Task to complete.
Transcribe the records below exactly as they appear.

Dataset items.
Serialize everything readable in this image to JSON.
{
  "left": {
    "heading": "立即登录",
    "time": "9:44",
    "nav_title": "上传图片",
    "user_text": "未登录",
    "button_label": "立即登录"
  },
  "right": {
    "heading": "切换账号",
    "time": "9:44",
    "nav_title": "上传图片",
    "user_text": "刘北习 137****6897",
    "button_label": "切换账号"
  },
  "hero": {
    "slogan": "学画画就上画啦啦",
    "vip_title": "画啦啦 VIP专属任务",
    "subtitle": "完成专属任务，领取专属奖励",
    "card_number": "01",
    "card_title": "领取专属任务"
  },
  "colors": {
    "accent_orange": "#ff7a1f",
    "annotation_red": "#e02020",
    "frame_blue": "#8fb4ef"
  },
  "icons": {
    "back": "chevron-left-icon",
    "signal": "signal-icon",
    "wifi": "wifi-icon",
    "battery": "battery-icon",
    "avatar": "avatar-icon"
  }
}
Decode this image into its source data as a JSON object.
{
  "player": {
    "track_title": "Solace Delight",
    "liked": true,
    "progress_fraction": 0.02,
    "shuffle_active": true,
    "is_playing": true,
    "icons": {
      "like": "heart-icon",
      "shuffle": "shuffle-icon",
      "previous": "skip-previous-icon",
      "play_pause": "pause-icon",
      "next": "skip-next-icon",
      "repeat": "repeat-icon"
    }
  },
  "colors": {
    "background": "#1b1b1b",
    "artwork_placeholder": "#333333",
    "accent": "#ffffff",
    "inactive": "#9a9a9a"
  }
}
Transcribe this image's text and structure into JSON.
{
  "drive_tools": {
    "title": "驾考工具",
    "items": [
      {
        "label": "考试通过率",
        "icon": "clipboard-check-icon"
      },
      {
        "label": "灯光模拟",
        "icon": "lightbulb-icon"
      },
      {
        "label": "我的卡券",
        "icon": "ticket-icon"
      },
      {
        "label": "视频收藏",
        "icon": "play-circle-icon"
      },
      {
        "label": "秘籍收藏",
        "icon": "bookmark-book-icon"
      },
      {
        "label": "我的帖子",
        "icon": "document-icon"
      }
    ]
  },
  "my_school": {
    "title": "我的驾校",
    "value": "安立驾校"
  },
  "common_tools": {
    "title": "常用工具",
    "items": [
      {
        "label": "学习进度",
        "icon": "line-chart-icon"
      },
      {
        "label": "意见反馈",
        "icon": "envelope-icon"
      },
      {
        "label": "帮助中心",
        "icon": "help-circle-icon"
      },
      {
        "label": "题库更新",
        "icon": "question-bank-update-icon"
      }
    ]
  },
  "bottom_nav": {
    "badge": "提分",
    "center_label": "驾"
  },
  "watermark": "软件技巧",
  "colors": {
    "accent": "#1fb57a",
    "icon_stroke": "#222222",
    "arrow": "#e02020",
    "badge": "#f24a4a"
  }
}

Task response.
Serialize everything readable in this image to JSON.
{
  "left": {
    "heading": "立即登录",
    "time": "9:44",
    "nav_title": "上传图片",
    "user_text": "未登录",
    "button_label": "立即登录"
  },
  "right": {
    "heading": "切换账号",
    "time": "9:44",
    "nav_title": "上传图片",
    "user_text": "刘北习 137****6897",
    "button_label": "切换账号"
  },
  "hero": {
    "slogan": "学画画就上画啦啦",
    "vip_title": "画啦啦 VIP专属任务",
    "subtitle": "完成专属任务，领取专属奖励",
    "card_number": "01",
    "card_title": "领取专属任务"
  },
  "colors": {
    "accent_orange": "#ff7a1f",
    "annotation_red": "#e02020",
    "frame_blue": "#8fb4ef"
  },
  "icons": {
    "back": "chevron-left-icon",
    "signal": "signal-icon",
    "wifi": "wifi-icon",
    "battery": "battery-icon",
    "avatar": "avatar-icon"
  }
}
Decode this image into its source data as a JSON object.
{
  "player": {
    "track_title": "Solace Delight",
    "liked": true,
    "progress_fraction": 0.02,
    "shuffle_active": true,
    "is_playing": true,
    "icons": {
      "like": "heart-icon",
      "shuffle": "shuffle-icon",
      "previous": "skip-previous-icon",
      "play_pause": "pause-icon",
      "next": "skip-next-icon",
      "repeat": "repeat-icon"
    }
  },
  "colors": {
    "background": "#1b1b1b",
    "artwork_placeholder": "#333333",
    "accent": "#ffffff",
    "inactive": "#9a9a9a"
  }
}
Transcribe this image's text and structure into JSON.
{
  "drive_tools": {
    "title": "驾考工具",
    "items": [
      {
        "label": "考试通过率",
        "icon": "clipboard-check-icon"
      },
      {
        "label": "灯光模拟",
        "icon": "lightbulb-icon"
      },
      {
        "label": "我的卡券",
        "icon": "ticket-icon"
      },
      {
        "label": "视频收藏",
        "icon": "play-circle-icon"
      },
      {
        "label": "秘籍收藏",
        "icon": "bookmark-book-icon"
      },
      {
        "label": "我的帖子",
        "icon": "document-icon"
      }
    ]
  },
  "my_school": {
    "title": "我的驾校",
    "value": "安立驾校"
  },
  "common_tools": {
    "title": "常用工具",
    "items": [
      {
        "label": "学习进度",
        "icon": "line-chart-icon"
      },
      {
        "label": "意见反馈",
        "icon": "envelope-icon"
      },
      {
        "label": "帮助中心",
        "icon": "help-circle-icon"
      },
      {
        "label": "题库更新",
        "icon": "question-bank-update-icon"
      }
    ]
  },
  "bottom_nav": {
    "badge": "提分",
    "center_label": "驾"
  },
  "watermark": "软件技巧",
  "colors": {
    "accent": "#1fb57a",
    "icon_stroke": "#222222",
    "arrow": "#e02020",
    "badge": "#f24a4a"
  }
}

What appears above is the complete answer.